··· Data excerpts

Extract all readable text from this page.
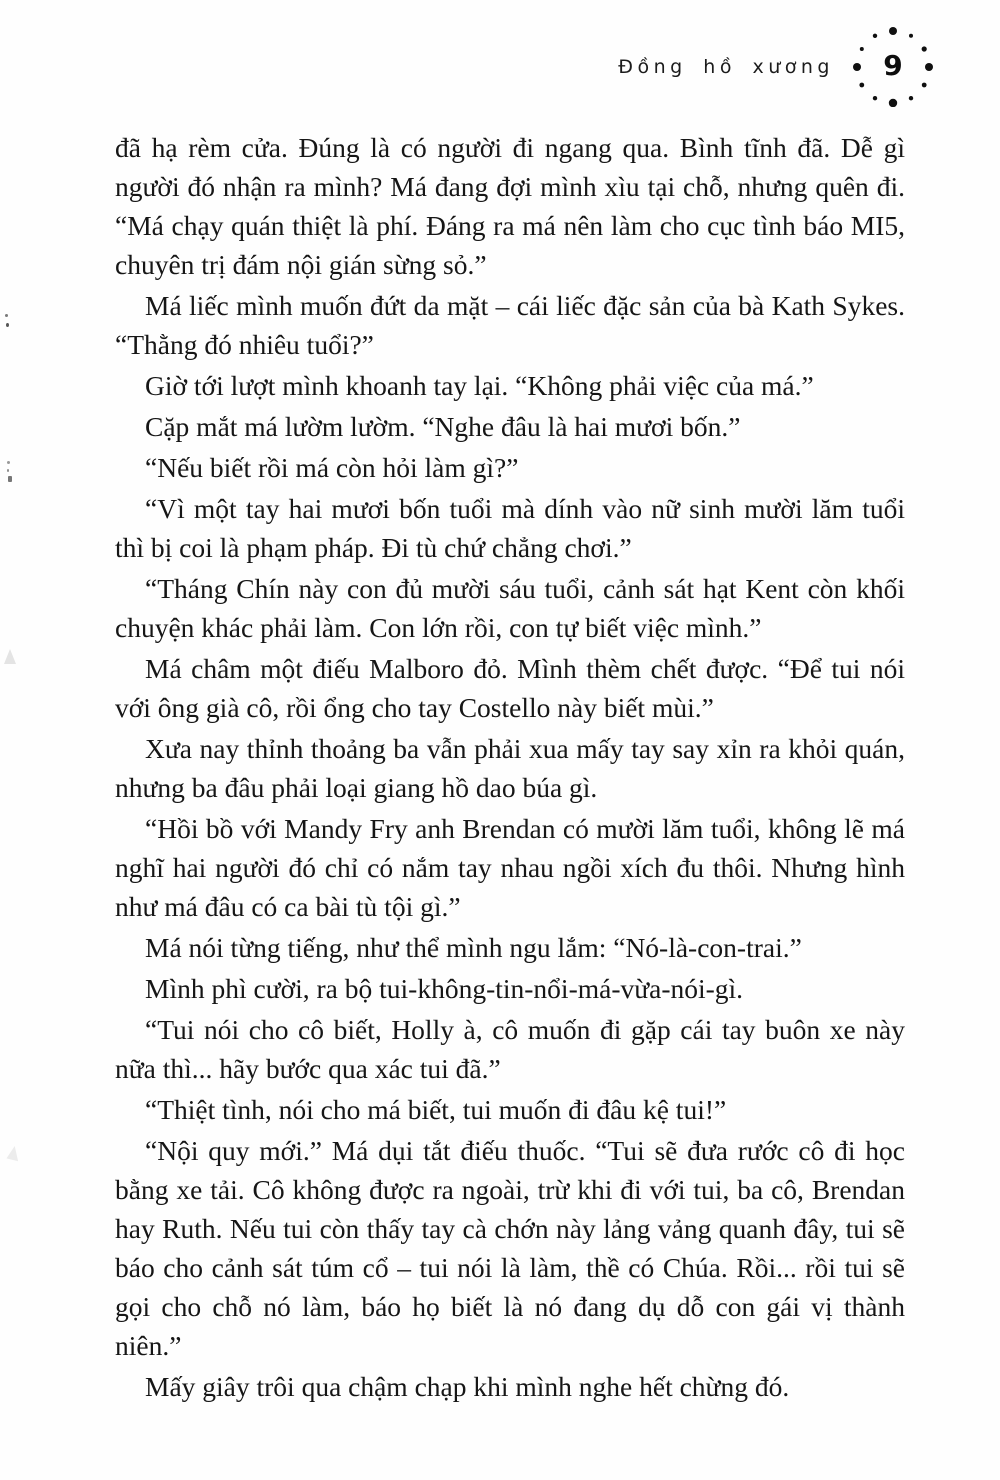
Đồng hồ xương 9

đã hạ rèm cửa. Đúng là có người đi ngang qua. Bình tĩnh đã. Dễ gì người đó nhận ra mình? Má đang đợi mình xìu tại chỗ, nhưng quên đi. “Má chạy quán thiệt là phí. Đáng ra má nên làm cho cục tình báo MI5, chuyên trị đám nội gián sừng sỏ.”

Má liếc mình muốn đứt da mặt – cái liếc đặc sản của bà Kath Sykes. “Thằng đó nhiêu tuổi?”

Giờ tới lượt mình khoanh tay lại. “Không phải việc của má.”

Cặp mắt má lườm lườm. “Nghe đâu là hai mươi bốn.”

“Nếu biết rồi má còn hỏi làm gì?”

“Vì một tay hai mươi bốn tuổi mà dính vào nữ sinh mười lăm tuổi thì bị coi là phạm pháp. Đi tù chứ chẳng chơi.”

“Tháng Chín này con đủ mười sáu tuổi, cảnh sát hạt Kent còn khối chuyện khác phải làm. Con lớn rồi, con tự biết việc mình.”

Má châm một điếu Malboro đỏ. Mình thèm chết được. “Để tui nói với ông già cô, rồi ổng cho tay Costello này biết mùi.”

Xưa nay thỉnh thoảng ba vẫn phải xua mấy tay say xỉn ra khỏi quán, nhưng ba đâu phải loại giang hồ dao búa gì.

“Hồi bồ với Mandy Fry anh Brendan có mười lăm tuổi, không lẽ má nghĩ hai người đó chỉ có nắm tay nhau ngồi xích đu thôi. Nhưng hình như má đâu có ca bài tù tội gì.”

Má nói từng tiếng, như thể mình ngu lắm: “Nó-là-con-trai.”

Mình phì cười, ra bộ tui-không-tin-nổi-má-vừa-nói-gì.

“Tui nói cho cô biết, Holly à, cô muốn đi gặp cái tay buôn xe này nữa thì... hãy bước qua xác tui đã.”

“Thiệt tình, nói cho má biết, tui muốn đi đâu kệ tui!”

“Nội quy mới.” Má dụi tắt điếu thuốc. “Tui sẽ đưa rước cô đi học bằng xe tải. Cô không được ra ngoài, trừ khi đi với tui, ba cô, Brendan hay Ruth. Nếu tui còn thấy tay cà chớn này lảng vảng quanh đây, tui sẽ báo cho cảnh sát túm cổ – tui nói là làm, thề có Chúa. Rồi... rồi tui sẽ gọi cho chỗ nó làm, báo họ biết là nó đang dụ dỗ con gái vị thành niên.”

Mấy giây trôi qua chậm chạp khi mình nghe hết chừng đó.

······

:: Stated problem ::
Retype each line of the listing above word for word. Exclude the pictures.

:: Solution to the problem ::
Extract all readable text from this page.
Đồng hồ xương 9

đã hạ rèm cửa. Đúng là có người đi ngang qua. Bình tĩnh đã. Dễ gì người đó nhận ra mình? Má đang đợi mình xìu tại chỗ, nhưng quên đi. “Má chạy quán thiệt là phí. Đáng ra má nên làm cho cục tình báo MI5, chuyên trị đám nội gián sừng sỏ.”

Má liếc mình muốn đứt da mặt – cái liếc đặc sản của bà Kath Sykes. “Thằng đó nhiêu tuổi?”

Giờ tới lượt mình khoanh tay lại. “Không phải việc của má.”

Cặp mắt má lườm lườm. “Nghe đâu là hai mươi bốn.”

“Nếu biết rồi má còn hỏi làm gì?”

“Vì một tay hai mươi bốn tuổi mà dính vào nữ sinh mười lăm tuổi thì bị coi là phạm pháp. Đi tù chứ chẳng chơi.”

“Tháng Chín này con đủ mười sáu tuổi, cảnh sát hạt Kent còn khối chuyện khác phải làm. Con lớn rồi, con tự biết việc mình.”

Má châm một điếu Malboro đỏ. Mình thèm chết được. “Để tui nói với ông già cô, rồi ổng cho tay Costello này biết mùi.”

Xưa nay thỉnh thoảng ba vẫn phải xua mấy tay say xỉn ra khỏi quán, nhưng ba đâu phải loại giang hồ dao búa gì.

“Hồi bồ với Mandy Fry anh Brendan có mười lăm tuổi, không lẽ má nghĩ hai người đó chỉ có nắm tay nhau ngồi xích đu thôi. Nhưng hình như má đâu có ca bài tù tội gì.”

Má nói từng tiếng, như thể mình ngu lắm: “Nó-là-con-trai.”

Mình phì cười, ra bộ tui-không-tin-nổi-má-vừa-nói-gì.

“Tui nói cho cô biết, Holly à, cô muốn đi gặp cái tay buôn xe này nữa thì... hãy bước qua xác tui đã.”

“Thiệt tình, nói cho má biết, tui muốn đi đâu kệ tui!”

“Nội quy mới.” Má dụi tắt điếu thuốc. “Tui sẽ đưa rước cô đi học bằng xe tải. Cô không được ra ngoài, trừ khi đi với tui, ba cô, Brendan hay Ruth. Nếu tui còn thấy tay cà chớn này lảng vảng quanh đây, tui sẽ báo cho cảnh sát túm cổ – tui nói là làm, thề có Chúa. Rồi... rồi tui sẽ gọi cho chỗ nó làm, báo họ biết là nó đang dụ dỗ con gái vị thành niên.”

Mấy giây trôi qua chậm chạp khi mình nghe hết chừng đó.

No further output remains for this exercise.